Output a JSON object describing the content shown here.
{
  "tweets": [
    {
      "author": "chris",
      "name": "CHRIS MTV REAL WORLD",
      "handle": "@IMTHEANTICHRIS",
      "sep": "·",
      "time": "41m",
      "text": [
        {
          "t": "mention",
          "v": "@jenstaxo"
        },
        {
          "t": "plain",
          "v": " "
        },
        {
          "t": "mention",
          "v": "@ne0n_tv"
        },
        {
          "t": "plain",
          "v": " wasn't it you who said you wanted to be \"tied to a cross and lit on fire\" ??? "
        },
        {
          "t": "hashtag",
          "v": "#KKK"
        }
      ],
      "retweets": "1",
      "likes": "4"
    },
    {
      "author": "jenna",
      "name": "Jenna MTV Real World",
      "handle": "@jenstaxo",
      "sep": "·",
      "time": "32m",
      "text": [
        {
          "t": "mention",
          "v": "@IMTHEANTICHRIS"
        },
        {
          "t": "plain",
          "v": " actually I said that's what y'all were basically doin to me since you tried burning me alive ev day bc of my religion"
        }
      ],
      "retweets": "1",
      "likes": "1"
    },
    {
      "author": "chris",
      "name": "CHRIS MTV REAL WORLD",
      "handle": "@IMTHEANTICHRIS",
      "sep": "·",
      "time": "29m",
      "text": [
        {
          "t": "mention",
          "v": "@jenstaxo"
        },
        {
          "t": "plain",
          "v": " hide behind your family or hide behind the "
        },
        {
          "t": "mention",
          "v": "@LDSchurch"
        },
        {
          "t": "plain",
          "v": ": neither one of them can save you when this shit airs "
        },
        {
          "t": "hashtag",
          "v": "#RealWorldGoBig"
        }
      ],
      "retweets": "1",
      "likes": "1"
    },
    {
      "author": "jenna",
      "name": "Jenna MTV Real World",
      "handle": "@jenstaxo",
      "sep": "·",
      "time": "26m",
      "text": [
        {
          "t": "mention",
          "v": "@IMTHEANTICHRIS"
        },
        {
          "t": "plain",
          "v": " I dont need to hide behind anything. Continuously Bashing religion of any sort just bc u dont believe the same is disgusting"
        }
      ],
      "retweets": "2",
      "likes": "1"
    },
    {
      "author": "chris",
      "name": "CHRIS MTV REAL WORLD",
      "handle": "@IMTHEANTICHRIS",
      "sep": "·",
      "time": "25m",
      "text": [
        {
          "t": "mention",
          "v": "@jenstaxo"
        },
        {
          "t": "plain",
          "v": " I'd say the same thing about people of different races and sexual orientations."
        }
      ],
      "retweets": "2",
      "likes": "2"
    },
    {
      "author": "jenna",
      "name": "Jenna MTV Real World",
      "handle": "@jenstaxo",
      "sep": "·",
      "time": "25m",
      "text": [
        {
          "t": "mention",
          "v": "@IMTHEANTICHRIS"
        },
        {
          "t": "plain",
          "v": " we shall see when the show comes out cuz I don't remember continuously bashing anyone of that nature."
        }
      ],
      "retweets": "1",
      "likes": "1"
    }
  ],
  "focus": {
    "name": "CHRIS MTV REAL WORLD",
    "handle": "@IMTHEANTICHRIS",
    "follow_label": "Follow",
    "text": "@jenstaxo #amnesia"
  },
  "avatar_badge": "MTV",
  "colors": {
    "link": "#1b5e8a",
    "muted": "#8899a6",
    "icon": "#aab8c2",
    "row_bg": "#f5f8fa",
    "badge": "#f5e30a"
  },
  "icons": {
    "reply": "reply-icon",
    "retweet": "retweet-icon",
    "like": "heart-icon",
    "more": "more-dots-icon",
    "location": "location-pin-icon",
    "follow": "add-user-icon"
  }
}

= = =

> _TASK DETAILS_
The word "that" may occur in lines of the records. Report how many such lines there are, giving only the number.

> _OUTPUT OF THE EXERCISE_
2